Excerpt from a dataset

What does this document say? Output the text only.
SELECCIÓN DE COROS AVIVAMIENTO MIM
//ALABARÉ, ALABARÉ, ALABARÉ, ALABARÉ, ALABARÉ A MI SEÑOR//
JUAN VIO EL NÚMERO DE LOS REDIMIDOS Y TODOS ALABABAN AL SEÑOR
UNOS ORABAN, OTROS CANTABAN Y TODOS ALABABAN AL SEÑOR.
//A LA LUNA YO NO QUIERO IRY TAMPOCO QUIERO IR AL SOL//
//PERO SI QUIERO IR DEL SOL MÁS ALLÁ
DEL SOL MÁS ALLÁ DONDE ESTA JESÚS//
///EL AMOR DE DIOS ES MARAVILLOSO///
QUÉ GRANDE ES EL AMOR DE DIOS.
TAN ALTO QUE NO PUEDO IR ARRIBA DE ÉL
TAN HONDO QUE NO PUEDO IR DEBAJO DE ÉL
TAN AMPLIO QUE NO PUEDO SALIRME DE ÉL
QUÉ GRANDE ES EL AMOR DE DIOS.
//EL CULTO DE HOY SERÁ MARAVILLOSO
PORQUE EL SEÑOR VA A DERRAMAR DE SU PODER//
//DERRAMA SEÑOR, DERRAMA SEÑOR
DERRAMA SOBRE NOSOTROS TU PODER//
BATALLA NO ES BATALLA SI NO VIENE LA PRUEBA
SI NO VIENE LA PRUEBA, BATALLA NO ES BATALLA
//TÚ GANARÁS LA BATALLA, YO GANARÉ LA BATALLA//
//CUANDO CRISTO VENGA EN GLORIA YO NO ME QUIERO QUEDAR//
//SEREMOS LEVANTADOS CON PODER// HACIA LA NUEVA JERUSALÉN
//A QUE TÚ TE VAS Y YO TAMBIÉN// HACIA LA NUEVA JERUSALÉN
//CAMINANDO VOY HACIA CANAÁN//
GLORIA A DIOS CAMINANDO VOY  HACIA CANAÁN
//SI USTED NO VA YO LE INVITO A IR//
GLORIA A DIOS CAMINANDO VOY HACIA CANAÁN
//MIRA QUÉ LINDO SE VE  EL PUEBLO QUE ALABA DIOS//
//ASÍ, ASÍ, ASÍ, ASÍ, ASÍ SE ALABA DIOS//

• WHAT THIS TASK INVOLVES
Return the listing above in full, character for character.

• WORKED SOLUTION
What does this document say? Output the text only.
SELECCIÓN DE COROS AVIVAMIENTO MIM
//ALABARÉ, ALABARÉ, ALABARÉ, ALABARÉ, ALABARÉ A MI SEÑOR//
JUAN VIO EL NÚMERO DE LOS REDIMIDOS Y TODOS ALABABAN AL SEÑOR
UNOS ORABAN, OTROS CANTABAN Y TODOS ALABABAN AL SEÑOR.
//A LA LUNA YO NO QUIERO IRY TAMPOCO QUIERO IR AL SOL//
//PERO SI QUIERO IR DEL SOL MÁS ALLÁ
DEL SOL MÁS ALLÁ DONDE ESTA JESÚS//
///EL AMOR DE DIOS ES MARAVILLOSO///
QUÉ GRANDE ES EL AMOR DE DIOS.
TAN ALTO QUE NO PUEDO IR ARRIBA DE ÉL
TAN HONDO QUE NO PUEDO IR DEBAJO DE ÉL
TAN AMPLIO QUE NO PUEDO SALIRME DE ÉL
QUÉ GRANDE ES EL AMOR DE DIOS.
//EL CULTO DE HOY SERÁ MARAVILLOSO
PORQUE EL SEÑOR VA A DERRAMAR DE SU PODER//
//DERRAMA SEÑOR, DERRAMA SEÑOR
DERRAMA SOBRE NOSOTROS TU PODER//
BATALLA NO ES BATALLA SI NO VIENE LA PRUEBA
SI NO VIENE LA PRUEBA, BATALLA NO ES BATALLA
//TÚ GANARÁS LA BATALLA, YO GANARÉ LA BATALLA//
//CUANDO CRISTO VENGA EN GLORIA YO NO ME QUIERO QUEDAR//
//SEREMOS LEVANTADOS CON PODER// HACIA LA NUEVA JERUSALÉN
//A QUE TÚ TE VAS Y YO TAMBIÉN// HACIA LA NUEVA JERUSALÉN
//CAMINANDO VOY HACIA CANAÁN//
GLORIA A DIOS CAMINANDO VOY  HACIA CANAÁN
//SI USTED NO VA YO LE INVITO A IR//
GLORIA A DIOS CAMINANDO VOY HACIA CANAÁN
//MIRA QUÉ LINDO SE VE  EL PUEBLO QUE ALABA DIOS//
//ASÍ, ASÍ, ASÍ, ASÍ, ASÍ SE ALABA DIOS//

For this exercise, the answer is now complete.